_Extracted entries_:
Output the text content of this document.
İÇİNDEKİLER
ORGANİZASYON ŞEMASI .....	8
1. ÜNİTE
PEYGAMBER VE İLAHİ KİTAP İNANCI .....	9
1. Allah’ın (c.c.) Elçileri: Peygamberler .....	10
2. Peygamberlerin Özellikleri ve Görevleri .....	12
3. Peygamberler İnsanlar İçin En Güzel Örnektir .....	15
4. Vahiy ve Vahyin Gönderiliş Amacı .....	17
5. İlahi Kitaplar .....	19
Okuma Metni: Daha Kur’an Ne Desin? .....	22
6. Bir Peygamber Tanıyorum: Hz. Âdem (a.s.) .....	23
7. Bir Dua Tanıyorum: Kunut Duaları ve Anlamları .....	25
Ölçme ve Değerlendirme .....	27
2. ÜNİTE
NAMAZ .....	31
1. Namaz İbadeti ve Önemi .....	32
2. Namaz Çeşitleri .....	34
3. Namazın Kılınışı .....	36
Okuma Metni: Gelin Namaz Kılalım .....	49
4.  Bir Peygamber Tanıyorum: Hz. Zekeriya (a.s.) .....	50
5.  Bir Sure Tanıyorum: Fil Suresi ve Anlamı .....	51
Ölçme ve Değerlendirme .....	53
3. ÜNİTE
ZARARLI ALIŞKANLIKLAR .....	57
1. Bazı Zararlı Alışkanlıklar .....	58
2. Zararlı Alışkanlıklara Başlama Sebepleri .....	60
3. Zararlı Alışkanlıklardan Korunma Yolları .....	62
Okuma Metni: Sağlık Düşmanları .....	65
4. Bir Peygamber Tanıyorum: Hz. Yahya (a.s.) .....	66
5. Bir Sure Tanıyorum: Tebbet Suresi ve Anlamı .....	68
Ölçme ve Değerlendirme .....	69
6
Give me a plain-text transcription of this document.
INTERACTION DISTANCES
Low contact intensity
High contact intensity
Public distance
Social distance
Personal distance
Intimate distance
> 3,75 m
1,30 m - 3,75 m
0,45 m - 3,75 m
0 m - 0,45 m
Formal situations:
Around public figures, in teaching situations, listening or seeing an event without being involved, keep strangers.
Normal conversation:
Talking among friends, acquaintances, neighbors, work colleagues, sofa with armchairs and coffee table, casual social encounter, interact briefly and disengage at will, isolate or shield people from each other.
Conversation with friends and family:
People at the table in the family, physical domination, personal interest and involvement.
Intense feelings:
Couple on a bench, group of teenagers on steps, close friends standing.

_What the task asks_:
Within the material above, find the lines that contain the word "Metni"; copy them.

_Full answer_:
Okuma Metni: Daha Kur’an Ne Desin? .....	22
Okuma Metni: Gelin Namaz Kılalım .....	49
Okuma Metni: Sağlık Düşmanları .....	65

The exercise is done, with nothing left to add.